EXERCISE GOAL: Show every line where "this" occurs.

INPUT DATA:
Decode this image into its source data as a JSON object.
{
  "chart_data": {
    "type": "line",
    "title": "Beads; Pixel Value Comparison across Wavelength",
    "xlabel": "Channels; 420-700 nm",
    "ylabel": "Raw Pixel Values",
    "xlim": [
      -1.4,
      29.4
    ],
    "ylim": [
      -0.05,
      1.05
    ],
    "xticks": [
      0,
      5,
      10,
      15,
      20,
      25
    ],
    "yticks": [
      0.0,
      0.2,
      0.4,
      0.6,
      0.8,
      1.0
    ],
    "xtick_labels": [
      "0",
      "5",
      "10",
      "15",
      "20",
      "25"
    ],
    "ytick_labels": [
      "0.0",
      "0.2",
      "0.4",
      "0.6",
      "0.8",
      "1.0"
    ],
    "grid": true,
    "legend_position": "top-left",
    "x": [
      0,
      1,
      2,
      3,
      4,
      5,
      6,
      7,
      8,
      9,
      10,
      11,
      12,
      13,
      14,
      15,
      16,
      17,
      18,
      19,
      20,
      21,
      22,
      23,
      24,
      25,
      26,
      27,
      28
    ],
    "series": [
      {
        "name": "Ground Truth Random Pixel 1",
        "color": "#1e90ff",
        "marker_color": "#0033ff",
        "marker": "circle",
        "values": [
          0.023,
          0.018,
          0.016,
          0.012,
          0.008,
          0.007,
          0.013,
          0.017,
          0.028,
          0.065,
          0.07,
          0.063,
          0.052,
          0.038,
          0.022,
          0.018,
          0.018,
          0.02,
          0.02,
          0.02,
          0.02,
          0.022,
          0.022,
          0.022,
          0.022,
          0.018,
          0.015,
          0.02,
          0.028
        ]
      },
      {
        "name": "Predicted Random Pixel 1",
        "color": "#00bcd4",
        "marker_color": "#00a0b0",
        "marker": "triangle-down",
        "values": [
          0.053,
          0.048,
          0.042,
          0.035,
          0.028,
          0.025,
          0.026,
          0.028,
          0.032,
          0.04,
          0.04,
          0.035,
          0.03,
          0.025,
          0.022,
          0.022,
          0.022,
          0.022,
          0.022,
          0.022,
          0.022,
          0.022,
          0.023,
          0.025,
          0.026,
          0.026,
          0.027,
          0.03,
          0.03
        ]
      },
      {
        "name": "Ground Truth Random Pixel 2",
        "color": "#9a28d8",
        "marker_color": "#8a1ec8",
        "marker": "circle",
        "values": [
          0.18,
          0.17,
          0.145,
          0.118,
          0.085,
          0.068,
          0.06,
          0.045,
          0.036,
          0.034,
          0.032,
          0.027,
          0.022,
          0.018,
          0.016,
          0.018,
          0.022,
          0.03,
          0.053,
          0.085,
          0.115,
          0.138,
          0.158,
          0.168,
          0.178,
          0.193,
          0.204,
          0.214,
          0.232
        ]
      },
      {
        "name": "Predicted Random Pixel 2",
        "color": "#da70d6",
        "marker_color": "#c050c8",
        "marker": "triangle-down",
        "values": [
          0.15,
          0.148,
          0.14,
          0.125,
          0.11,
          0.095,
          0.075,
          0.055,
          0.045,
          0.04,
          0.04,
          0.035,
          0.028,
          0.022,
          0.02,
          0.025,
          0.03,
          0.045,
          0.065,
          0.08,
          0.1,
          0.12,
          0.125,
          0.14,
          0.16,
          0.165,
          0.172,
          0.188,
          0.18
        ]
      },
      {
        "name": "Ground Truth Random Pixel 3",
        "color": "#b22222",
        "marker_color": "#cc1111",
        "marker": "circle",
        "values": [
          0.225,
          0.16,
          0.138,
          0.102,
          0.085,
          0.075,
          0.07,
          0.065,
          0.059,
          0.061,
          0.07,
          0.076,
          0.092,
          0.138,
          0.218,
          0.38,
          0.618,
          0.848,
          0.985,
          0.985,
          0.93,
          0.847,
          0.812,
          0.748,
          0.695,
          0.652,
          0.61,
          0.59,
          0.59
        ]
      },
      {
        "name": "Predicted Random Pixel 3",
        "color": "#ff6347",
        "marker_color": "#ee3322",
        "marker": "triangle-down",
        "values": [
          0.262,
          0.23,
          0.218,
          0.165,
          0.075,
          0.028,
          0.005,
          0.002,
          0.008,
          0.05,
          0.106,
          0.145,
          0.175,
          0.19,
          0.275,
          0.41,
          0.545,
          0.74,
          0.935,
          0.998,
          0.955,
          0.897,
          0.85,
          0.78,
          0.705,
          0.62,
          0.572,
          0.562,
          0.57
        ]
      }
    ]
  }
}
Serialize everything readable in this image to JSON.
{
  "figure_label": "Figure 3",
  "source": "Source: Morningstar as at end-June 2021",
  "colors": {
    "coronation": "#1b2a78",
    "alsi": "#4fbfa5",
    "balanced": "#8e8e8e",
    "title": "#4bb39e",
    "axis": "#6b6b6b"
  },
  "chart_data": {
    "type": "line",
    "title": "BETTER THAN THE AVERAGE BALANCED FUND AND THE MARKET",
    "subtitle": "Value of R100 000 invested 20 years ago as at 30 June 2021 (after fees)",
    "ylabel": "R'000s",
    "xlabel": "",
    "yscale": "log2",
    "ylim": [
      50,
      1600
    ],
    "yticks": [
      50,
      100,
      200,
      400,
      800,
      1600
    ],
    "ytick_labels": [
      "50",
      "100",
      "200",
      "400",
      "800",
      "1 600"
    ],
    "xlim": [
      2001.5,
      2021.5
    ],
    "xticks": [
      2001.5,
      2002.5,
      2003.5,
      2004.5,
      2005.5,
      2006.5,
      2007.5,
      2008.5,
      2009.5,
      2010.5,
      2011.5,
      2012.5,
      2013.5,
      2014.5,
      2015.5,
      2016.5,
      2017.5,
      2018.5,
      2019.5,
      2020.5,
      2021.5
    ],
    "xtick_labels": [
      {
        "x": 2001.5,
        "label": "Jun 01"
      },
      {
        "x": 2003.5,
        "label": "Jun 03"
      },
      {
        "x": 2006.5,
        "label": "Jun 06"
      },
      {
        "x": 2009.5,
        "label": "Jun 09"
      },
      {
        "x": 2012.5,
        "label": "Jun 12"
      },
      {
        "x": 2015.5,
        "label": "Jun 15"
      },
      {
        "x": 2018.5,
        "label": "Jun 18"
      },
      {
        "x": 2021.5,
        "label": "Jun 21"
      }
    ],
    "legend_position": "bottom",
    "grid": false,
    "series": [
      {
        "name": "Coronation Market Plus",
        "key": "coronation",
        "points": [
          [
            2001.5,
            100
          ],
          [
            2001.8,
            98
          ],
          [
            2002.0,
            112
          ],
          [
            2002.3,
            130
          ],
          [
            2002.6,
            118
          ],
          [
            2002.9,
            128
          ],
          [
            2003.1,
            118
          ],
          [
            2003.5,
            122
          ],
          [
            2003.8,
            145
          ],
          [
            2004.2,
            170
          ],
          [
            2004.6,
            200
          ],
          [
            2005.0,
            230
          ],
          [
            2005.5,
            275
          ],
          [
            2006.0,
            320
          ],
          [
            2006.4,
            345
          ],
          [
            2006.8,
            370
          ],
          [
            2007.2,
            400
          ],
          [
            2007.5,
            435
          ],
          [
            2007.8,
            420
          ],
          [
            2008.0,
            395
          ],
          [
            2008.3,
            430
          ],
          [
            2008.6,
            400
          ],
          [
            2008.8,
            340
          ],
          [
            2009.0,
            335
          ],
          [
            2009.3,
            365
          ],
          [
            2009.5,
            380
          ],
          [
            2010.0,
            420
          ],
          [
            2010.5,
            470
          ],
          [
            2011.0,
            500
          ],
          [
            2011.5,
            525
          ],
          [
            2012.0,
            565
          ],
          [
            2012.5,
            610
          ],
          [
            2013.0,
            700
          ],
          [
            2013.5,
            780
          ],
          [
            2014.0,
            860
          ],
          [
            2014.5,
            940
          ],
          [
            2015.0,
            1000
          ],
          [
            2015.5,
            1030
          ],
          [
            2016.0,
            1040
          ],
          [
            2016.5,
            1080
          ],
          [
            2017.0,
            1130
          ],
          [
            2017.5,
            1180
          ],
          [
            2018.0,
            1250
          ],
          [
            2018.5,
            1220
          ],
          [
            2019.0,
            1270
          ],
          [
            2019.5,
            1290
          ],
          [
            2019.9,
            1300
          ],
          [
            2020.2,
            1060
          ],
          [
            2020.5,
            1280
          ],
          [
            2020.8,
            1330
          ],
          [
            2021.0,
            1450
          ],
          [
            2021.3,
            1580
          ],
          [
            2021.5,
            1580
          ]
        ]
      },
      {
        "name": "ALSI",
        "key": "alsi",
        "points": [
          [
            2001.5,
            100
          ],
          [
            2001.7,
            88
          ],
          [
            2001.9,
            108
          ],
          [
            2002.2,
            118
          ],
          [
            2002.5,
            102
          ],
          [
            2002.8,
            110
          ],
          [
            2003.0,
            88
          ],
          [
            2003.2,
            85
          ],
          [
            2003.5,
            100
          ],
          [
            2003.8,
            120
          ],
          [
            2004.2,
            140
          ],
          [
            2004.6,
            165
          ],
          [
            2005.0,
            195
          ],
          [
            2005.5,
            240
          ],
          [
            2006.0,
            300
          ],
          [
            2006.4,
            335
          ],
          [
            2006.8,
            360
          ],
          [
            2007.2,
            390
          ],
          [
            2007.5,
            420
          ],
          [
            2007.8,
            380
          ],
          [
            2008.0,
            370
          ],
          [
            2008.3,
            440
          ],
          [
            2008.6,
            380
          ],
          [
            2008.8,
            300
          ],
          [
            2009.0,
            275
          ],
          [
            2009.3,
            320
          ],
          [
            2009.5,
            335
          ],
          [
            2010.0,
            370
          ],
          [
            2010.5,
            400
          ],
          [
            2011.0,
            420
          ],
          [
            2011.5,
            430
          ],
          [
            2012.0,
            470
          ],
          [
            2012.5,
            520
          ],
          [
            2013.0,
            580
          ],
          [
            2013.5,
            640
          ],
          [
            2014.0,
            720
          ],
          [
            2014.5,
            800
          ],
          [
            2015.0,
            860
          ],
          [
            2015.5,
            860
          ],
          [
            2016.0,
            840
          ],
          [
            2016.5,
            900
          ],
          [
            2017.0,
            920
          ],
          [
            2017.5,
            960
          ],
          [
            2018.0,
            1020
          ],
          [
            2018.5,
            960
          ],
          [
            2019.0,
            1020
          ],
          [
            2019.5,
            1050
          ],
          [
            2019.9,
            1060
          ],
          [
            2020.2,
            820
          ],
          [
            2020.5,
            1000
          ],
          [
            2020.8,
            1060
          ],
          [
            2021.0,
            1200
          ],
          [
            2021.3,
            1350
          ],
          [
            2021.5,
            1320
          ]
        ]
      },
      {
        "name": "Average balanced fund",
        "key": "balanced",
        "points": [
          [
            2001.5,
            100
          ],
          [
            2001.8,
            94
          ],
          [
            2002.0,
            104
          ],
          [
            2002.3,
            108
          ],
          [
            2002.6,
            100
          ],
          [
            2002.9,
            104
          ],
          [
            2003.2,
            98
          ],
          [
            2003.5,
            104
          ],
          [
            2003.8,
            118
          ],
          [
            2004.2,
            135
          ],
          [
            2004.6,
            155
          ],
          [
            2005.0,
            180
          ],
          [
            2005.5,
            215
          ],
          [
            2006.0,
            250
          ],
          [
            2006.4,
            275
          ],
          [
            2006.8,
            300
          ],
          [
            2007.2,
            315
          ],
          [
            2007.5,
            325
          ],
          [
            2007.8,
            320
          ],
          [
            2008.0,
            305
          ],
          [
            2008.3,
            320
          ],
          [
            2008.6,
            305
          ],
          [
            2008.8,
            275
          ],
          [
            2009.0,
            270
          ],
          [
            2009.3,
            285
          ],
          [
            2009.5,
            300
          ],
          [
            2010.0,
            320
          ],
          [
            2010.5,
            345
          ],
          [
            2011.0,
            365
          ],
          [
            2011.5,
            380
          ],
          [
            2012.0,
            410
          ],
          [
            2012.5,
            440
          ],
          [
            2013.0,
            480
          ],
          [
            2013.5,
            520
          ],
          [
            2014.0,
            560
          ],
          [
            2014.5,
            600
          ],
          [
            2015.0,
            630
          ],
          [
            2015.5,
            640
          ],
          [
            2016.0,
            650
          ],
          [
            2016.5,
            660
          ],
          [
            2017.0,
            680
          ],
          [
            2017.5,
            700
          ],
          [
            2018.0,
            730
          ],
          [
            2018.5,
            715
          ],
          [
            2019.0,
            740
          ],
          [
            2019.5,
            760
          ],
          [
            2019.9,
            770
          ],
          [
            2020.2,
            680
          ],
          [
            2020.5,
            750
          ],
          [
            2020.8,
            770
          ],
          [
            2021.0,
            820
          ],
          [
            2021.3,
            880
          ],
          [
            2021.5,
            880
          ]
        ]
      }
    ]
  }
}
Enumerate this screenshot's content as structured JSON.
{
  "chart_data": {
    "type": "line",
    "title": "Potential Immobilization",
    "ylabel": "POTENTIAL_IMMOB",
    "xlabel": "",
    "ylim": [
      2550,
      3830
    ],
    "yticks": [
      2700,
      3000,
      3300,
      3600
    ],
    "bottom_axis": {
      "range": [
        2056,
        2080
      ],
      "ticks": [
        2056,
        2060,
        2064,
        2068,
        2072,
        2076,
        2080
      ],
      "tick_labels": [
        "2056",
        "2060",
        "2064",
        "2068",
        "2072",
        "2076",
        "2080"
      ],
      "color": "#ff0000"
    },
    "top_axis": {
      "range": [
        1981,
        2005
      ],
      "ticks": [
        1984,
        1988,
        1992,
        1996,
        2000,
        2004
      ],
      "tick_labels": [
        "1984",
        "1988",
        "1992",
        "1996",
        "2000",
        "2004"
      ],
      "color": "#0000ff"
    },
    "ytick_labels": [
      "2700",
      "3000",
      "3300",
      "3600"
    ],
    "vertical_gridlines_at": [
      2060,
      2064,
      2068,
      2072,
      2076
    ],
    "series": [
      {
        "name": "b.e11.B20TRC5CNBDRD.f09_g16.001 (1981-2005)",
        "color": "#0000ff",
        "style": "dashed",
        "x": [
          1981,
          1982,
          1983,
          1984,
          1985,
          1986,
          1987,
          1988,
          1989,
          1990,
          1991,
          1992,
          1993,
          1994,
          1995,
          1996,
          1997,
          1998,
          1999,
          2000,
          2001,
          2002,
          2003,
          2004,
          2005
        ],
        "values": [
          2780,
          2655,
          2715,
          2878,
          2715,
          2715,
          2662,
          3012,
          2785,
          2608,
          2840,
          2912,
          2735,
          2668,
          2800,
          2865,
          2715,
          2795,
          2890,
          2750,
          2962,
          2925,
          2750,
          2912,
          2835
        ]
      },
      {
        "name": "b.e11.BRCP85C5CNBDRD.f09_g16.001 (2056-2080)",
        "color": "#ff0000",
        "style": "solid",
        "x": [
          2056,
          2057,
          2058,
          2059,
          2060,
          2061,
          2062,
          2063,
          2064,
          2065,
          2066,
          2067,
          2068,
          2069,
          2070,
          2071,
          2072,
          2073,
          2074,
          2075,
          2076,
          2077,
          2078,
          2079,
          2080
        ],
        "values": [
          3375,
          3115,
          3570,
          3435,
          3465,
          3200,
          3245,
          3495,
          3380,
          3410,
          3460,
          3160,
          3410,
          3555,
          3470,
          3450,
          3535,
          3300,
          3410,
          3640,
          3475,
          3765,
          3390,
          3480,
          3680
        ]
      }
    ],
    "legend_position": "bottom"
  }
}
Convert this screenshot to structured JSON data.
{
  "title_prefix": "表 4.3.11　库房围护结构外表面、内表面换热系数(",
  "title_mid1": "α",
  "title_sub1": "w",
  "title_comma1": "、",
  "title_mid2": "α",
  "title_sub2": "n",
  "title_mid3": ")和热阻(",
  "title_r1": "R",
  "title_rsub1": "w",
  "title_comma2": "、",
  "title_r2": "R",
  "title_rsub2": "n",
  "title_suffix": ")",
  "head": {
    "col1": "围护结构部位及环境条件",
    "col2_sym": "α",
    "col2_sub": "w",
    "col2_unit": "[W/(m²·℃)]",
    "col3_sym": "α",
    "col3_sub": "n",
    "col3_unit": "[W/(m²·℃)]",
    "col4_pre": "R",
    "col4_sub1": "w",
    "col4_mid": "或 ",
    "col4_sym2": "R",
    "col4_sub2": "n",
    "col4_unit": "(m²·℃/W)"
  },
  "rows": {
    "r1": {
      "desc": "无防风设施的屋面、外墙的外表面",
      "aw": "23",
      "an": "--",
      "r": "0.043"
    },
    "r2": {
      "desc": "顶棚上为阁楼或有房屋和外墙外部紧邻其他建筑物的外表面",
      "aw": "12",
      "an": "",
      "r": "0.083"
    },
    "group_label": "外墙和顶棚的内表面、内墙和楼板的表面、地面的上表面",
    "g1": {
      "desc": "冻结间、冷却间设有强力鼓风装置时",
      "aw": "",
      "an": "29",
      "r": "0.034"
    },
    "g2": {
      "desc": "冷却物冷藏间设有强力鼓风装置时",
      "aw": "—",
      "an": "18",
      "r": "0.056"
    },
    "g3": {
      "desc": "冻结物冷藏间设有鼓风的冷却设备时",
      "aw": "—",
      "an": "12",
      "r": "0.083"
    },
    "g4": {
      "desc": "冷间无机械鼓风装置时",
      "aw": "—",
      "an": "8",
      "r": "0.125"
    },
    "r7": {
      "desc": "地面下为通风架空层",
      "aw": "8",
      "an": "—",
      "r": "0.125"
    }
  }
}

RESULT OF THE EXERCISE:
Decode this image into its source data as a JSON object.
Serialize everything readable in this image to JSON.
Enumerate this screenshot's content as structured JSON.
Convert this screenshot to structured JSON data.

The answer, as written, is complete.